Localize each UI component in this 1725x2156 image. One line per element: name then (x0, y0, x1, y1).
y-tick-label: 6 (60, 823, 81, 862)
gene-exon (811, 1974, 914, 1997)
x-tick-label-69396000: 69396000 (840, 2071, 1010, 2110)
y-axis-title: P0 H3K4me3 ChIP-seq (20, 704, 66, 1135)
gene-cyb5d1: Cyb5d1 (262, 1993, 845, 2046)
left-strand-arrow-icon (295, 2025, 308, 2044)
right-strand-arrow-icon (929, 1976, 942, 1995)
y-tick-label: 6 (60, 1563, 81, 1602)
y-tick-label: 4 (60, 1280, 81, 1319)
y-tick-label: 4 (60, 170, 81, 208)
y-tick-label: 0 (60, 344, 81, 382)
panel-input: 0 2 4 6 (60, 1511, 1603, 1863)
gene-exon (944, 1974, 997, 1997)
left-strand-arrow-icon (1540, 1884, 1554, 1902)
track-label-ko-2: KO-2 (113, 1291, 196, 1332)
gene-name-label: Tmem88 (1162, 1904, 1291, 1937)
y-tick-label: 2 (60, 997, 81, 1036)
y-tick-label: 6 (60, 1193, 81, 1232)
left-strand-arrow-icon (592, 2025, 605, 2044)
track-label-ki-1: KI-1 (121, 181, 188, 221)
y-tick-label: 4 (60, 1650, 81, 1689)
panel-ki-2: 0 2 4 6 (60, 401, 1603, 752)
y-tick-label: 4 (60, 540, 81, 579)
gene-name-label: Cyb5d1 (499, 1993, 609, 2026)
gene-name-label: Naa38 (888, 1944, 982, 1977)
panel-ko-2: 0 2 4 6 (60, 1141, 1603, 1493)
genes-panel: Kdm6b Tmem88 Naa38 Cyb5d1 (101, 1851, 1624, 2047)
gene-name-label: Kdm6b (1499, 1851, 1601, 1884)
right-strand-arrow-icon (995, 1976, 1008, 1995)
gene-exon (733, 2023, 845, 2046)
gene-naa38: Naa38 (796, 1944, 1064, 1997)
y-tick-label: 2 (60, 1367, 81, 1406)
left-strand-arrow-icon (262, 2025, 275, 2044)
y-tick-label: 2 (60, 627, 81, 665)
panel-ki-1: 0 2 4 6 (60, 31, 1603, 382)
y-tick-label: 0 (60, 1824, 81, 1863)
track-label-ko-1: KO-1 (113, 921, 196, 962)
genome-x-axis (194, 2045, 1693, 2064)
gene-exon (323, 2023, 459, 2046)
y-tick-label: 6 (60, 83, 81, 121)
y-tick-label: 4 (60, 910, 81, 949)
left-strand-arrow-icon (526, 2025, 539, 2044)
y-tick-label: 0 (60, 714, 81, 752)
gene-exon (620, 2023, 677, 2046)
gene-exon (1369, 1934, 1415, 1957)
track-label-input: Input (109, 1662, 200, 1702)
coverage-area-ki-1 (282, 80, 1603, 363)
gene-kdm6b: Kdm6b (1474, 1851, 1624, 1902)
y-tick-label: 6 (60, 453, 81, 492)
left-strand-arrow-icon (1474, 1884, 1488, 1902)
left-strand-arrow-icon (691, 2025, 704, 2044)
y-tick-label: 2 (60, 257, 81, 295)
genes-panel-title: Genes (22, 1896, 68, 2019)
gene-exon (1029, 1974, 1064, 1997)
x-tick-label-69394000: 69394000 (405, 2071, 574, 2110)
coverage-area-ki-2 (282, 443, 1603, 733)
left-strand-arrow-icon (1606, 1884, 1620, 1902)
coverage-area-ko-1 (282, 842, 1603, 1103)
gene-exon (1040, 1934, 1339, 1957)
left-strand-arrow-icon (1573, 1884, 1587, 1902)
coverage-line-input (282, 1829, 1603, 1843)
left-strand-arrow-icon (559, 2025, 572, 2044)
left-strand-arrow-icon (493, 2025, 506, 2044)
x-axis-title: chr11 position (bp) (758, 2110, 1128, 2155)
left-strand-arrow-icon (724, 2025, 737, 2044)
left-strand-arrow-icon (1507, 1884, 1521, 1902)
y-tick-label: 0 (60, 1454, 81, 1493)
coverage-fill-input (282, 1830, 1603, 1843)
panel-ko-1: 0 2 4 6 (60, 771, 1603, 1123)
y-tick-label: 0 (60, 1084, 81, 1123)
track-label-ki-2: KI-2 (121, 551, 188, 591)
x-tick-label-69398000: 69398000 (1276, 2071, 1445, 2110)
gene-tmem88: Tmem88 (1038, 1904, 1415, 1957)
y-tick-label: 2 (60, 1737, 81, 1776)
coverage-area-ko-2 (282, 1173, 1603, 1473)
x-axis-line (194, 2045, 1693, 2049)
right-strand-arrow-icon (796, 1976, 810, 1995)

— Requirement —
Reproduce the entries exactly, each one as given.

— Solution to this problem —
Localize each UI component in this 1725x2156 image. One line per element: name then (x0, y0, x1, y1).
y-tick-label: 6 (60, 823, 81, 862)
gene-exon (811, 1974, 914, 1997)
x-tick-label-69396000: 69396000 (840, 2071, 1010, 2110)
y-axis-title: P0 H3K4me3 ChIP-seq (20, 704, 66, 1135)
gene-cyb5d1: Cyb5d1 (262, 1993, 845, 2046)
left-strand-arrow-icon (295, 2025, 308, 2044)
right-strand-arrow-icon (929, 1976, 942, 1995)
y-tick-label: 6 (60, 1563, 81, 1602)
y-tick-label: 4 (60, 1280, 81, 1319)
y-tick-label: 4 (60, 170, 81, 208)
y-tick-label: 0 (60, 344, 81, 382)
panel-input: 0 2 4 6 (60, 1511, 1603, 1863)
gene-exon (944, 1974, 997, 1997)
left-strand-arrow-icon (1540, 1884, 1554, 1902)
track-label-ko-2: KO-2 (113, 1291, 196, 1332)
gene-name-label: Tmem88 (1162, 1904, 1291, 1937)
y-tick-label: 2 (60, 997, 81, 1036)
y-tick-label: 6 (60, 1193, 81, 1232)
left-strand-arrow-icon (592, 2025, 605, 2044)
track-label-ki-1: KI-1 (121, 181, 188, 221)
y-tick-label: 4 (60, 1650, 81, 1689)
panel-ki-2: 0 2 4 6 (60, 401, 1603, 752)
y-tick-label: 4 (60, 540, 81, 579)
gene-name-label: Cyb5d1 (499, 1993, 609, 2026)
gene-name-label: Naa38 (888, 1944, 982, 1977)
panel-ko-2: 0 2 4 6 (60, 1141, 1603, 1493)
genes-panel: Kdm6b Tmem88 Naa38 Cyb5d1 (101, 1851, 1624, 2047)
gene-name-label: Kdm6b (1499, 1851, 1601, 1884)
right-strand-arrow-icon (995, 1976, 1008, 1995)
gene-exon (733, 2023, 845, 2046)
gene-naa38: Naa38 (796, 1944, 1064, 1997)
y-tick-label: 2 (60, 1367, 81, 1406)
left-strand-arrow-icon (262, 2025, 275, 2044)
y-tick-label: 2 (60, 627, 81, 665)
panel-ki-1: 0 2 4 6 (60, 31, 1603, 382)
y-tick-label: 0 (60, 1824, 81, 1863)
track-label-ko-1: KO-1 (113, 921, 196, 962)
genome-x-axis (194, 2045, 1693, 2064)
gene-exon (323, 2023, 459, 2046)
y-tick-label: 6 (60, 83, 81, 121)
y-tick-label: 4 (60, 910, 81, 949)
left-strand-arrow-icon (526, 2025, 539, 2044)
y-tick-label: 0 (60, 714, 81, 752)
gene-exon (620, 2023, 677, 2046)
gene-exon (1369, 1934, 1415, 1957)
track-label-input: Input (109, 1662, 200, 1702)
coverage-area-ki-1 (282, 80, 1603, 363)
gene-kdm6b: Kdm6b (1474, 1851, 1624, 1902)
y-tick-label: 6 (60, 453, 81, 492)
left-strand-arrow-icon (1474, 1884, 1488, 1902)
left-strand-arrow-icon (691, 2025, 704, 2044)
y-tick-label: 2 (60, 257, 81, 295)
genes-panel-title: Genes (22, 1896, 68, 2019)
gene-exon (1029, 1974, 1064, 1997)
x-tick-label-69394000: 69394000 (405, 2071, 574, 2110)
coverage-area-ki-2 (282, 443, 1603, 733)
left-strand-arrow-icon (1606, 1884, 1620, 1902)
coverage-area-ko-1 (282, 842, 1603, 1103)
gene-exon (1040, 1934, 1339, 1957)
left-strand-arrow-icon (1573, 1884, 1587, 1902)
coverage-line-input (282, 1829, 1603, 1843)
left-strand-arrow-icon (559, 2025, 572, 2044)
left-strand-arrow-icon (493, 2025, 506, 2044)
x-axis-title: chr11 position (bp) (758, 2110, 1128, 2155)
left-strand-arrow-icon (724, 2025, 737, 2044)
left-strand-arrow-icon (1507, 1884, 1521, 1902)
y-tick-label: 0 (60, 1454, 81, 1493)
coverage-fill-input (282, 1830, 1603, 1843)
panel-ko-1: 0 2 4 6 (60, 771, 1603, 1123)
y-tick-label: 0 (60, 1084, 81, 1123)
track-label-ki-2: KI-2 (121, 551, 188, 591)
x-tick-label-69398000: 69398000 (1276, 2071, 1445, 2110)
gene-tmem88: Tmem88 (1038, 1904, 1415, 1957)
y-tick-label: 2 (60, 1737, 81, 1776)
coverage-area-ko-2 (282, 1173, 1603, 1473)
x-axis-line (194, 2045, 1693, 2049)
right-strand-arrow-icon (796, 1976, 810, 1995)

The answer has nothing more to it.